### Problem to work on
Search the data below for the string "with". Extract every line that contains it.

====== Provided information

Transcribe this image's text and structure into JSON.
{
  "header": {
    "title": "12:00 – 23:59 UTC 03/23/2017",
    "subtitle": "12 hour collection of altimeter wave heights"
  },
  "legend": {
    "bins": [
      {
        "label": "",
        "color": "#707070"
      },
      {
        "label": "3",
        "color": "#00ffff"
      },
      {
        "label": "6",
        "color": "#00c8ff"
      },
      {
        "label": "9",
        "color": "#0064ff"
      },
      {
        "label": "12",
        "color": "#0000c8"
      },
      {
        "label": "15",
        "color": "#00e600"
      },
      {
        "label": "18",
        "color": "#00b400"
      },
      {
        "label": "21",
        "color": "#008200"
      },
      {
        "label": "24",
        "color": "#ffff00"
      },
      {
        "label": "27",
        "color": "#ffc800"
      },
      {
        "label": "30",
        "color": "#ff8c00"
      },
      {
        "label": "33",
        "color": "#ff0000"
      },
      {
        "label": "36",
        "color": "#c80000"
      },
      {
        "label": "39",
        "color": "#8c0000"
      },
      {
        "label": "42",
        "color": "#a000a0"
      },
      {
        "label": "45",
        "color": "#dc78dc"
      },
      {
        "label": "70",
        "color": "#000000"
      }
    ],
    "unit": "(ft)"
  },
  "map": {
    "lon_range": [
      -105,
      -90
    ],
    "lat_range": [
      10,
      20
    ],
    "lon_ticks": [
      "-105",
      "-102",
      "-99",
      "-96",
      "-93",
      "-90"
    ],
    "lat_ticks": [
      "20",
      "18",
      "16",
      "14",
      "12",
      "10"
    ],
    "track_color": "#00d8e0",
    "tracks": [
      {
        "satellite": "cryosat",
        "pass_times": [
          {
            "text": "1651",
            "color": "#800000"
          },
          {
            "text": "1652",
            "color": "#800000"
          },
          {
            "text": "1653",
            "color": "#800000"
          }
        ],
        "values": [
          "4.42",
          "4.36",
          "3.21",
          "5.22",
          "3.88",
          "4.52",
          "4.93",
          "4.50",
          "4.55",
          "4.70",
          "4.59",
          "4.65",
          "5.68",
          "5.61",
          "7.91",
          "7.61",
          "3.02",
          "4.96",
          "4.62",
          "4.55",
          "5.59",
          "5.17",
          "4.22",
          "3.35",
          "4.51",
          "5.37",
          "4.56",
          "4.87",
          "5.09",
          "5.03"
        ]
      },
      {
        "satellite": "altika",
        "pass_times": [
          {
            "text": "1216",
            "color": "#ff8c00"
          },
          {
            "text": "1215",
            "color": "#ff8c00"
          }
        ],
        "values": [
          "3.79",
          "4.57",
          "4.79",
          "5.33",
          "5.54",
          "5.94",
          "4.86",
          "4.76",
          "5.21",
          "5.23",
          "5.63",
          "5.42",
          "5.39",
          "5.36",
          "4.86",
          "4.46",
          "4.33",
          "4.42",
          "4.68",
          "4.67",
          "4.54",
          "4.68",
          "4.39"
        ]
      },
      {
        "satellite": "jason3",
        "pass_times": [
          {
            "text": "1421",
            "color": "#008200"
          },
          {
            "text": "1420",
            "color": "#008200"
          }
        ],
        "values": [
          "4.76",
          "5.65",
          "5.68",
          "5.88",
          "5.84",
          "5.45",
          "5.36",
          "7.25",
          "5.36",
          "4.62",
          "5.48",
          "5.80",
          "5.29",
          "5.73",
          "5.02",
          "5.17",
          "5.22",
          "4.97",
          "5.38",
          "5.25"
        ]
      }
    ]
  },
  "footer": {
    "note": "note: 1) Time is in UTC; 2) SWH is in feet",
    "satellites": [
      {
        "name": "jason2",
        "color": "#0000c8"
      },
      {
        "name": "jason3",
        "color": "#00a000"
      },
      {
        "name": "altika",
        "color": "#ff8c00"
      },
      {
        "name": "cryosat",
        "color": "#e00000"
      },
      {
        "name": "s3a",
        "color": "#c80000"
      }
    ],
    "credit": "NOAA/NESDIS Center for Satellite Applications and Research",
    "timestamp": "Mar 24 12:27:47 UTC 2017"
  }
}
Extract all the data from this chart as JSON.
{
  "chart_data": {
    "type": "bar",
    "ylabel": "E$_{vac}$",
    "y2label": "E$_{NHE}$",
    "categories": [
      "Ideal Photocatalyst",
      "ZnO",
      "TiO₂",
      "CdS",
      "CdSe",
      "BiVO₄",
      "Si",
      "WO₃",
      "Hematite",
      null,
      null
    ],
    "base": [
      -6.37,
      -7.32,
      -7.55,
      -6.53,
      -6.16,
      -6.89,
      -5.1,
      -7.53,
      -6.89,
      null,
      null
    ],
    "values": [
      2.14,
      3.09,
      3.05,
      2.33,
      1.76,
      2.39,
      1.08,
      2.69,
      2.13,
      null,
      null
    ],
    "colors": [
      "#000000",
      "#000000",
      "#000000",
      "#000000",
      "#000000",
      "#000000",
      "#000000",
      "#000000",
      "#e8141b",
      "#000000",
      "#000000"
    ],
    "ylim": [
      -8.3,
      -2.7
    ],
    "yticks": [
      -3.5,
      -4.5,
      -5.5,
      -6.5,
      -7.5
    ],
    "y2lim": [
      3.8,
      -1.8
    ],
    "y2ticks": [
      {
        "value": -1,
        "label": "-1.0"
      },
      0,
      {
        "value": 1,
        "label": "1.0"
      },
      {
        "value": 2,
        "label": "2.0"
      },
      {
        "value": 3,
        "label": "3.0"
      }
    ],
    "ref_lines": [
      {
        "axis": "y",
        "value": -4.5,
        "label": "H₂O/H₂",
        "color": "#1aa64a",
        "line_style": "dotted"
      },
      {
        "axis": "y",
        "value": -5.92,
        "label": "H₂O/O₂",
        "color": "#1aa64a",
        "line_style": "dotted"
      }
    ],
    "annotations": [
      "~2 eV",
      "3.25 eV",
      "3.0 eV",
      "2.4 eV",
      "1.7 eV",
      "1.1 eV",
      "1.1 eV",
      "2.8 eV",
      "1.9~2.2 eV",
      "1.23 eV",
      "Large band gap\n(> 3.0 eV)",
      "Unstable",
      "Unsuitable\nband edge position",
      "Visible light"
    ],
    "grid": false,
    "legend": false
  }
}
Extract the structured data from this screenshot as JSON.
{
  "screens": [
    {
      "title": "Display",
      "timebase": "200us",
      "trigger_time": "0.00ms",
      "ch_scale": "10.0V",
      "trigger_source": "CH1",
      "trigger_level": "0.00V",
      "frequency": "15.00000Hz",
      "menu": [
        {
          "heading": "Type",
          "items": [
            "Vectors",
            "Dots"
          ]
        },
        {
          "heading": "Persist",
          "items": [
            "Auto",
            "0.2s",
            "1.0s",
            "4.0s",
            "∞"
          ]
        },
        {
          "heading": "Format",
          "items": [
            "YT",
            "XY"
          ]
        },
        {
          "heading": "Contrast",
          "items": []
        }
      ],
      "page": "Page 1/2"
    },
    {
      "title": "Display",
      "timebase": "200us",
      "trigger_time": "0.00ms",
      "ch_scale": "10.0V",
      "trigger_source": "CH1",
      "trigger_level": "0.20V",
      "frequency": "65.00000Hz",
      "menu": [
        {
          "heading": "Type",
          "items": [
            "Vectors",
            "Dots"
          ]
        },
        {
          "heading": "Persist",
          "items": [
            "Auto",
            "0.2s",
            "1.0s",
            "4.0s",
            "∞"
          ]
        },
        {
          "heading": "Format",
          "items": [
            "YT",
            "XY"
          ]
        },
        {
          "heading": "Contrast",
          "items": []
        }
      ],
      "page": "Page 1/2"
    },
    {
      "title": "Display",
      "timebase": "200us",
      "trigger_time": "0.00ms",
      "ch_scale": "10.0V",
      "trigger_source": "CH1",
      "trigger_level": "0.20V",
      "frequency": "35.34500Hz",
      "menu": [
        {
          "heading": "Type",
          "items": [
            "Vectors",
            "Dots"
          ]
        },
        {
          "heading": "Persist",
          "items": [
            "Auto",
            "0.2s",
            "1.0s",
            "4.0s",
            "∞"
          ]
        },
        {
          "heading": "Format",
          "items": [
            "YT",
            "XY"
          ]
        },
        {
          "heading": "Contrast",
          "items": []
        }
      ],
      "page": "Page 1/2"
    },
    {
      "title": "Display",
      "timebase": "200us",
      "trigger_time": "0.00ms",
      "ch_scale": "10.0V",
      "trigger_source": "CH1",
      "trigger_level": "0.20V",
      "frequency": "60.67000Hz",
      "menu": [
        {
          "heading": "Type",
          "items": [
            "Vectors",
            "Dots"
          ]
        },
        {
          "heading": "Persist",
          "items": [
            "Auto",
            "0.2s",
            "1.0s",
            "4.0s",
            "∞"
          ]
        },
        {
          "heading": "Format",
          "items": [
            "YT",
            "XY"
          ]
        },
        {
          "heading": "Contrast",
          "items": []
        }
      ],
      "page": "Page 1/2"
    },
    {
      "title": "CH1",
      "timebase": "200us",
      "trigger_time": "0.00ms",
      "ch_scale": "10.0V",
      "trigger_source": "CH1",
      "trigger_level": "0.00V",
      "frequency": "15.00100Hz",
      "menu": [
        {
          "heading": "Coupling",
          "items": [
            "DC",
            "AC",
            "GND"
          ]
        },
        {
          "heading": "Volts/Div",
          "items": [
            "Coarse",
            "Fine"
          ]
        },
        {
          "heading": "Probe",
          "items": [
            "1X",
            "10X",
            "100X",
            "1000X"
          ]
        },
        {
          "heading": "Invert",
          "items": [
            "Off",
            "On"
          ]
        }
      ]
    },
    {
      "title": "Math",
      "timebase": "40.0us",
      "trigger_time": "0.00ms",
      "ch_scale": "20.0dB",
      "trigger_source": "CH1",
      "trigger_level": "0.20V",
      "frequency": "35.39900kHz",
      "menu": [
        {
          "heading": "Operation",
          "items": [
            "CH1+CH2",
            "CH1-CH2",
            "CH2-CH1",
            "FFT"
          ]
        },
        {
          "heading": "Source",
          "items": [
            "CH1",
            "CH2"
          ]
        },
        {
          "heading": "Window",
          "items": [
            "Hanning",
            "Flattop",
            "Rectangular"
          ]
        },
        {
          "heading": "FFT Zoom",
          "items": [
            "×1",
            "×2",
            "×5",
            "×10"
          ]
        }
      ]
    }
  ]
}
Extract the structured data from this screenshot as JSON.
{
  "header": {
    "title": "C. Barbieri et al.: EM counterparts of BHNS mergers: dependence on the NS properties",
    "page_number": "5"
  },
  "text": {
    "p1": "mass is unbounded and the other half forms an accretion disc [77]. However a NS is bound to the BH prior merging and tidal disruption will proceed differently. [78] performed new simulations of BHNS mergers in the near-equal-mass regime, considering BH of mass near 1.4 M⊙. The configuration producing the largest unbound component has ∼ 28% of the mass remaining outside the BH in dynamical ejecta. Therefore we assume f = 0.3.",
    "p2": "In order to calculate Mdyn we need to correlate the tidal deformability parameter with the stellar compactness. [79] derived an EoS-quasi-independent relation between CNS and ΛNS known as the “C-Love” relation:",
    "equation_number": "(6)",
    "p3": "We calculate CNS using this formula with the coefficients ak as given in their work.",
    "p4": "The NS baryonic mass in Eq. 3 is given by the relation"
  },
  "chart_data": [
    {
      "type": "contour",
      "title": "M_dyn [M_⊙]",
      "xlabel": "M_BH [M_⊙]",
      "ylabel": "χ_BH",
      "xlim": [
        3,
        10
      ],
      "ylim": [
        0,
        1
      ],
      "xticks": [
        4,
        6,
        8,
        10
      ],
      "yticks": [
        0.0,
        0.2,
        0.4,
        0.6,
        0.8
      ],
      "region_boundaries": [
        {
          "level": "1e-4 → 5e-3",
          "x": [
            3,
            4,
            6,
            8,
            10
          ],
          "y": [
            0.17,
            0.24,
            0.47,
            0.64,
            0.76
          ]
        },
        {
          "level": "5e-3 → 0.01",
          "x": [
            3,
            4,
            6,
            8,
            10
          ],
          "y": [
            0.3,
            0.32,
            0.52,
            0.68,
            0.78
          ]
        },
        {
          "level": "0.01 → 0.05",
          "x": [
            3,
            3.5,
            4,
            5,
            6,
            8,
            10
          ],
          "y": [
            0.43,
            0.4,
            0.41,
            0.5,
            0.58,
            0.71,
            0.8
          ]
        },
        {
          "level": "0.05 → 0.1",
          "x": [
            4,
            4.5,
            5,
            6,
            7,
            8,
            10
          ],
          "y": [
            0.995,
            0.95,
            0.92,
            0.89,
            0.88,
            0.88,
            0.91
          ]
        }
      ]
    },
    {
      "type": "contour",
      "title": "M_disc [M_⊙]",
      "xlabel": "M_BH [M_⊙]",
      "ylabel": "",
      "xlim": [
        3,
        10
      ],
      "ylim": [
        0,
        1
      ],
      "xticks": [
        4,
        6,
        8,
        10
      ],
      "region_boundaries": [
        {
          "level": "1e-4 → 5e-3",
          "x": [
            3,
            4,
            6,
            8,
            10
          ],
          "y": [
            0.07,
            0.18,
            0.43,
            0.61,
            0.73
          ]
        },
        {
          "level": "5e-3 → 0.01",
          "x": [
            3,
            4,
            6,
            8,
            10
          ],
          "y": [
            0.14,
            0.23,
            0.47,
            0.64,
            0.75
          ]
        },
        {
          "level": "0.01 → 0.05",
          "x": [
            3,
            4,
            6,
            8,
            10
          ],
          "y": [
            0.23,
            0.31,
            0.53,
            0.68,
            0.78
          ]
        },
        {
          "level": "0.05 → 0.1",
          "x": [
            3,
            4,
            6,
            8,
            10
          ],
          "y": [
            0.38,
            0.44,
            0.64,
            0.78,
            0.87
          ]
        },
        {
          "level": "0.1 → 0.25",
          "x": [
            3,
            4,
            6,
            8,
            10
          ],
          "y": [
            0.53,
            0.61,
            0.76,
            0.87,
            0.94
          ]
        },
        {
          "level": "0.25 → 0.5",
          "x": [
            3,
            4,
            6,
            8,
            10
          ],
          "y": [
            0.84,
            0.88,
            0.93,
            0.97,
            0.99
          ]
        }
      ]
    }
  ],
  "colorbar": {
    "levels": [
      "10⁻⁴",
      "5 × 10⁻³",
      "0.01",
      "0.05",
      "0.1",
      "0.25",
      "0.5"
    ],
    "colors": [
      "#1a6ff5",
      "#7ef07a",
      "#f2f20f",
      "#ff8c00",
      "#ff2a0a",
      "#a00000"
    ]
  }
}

============

### Exercise response
    "p2": "In order to calculate Mdyn we need to correlate the tidal deformability parameter with the stellar compactness. [79] derived an EoS-quasi-independent relation between CNS and ΛNS known as the “C-Love” relation:",
    "p3": "We calculate CNS using this formula with the coefficients ak as given in their work.",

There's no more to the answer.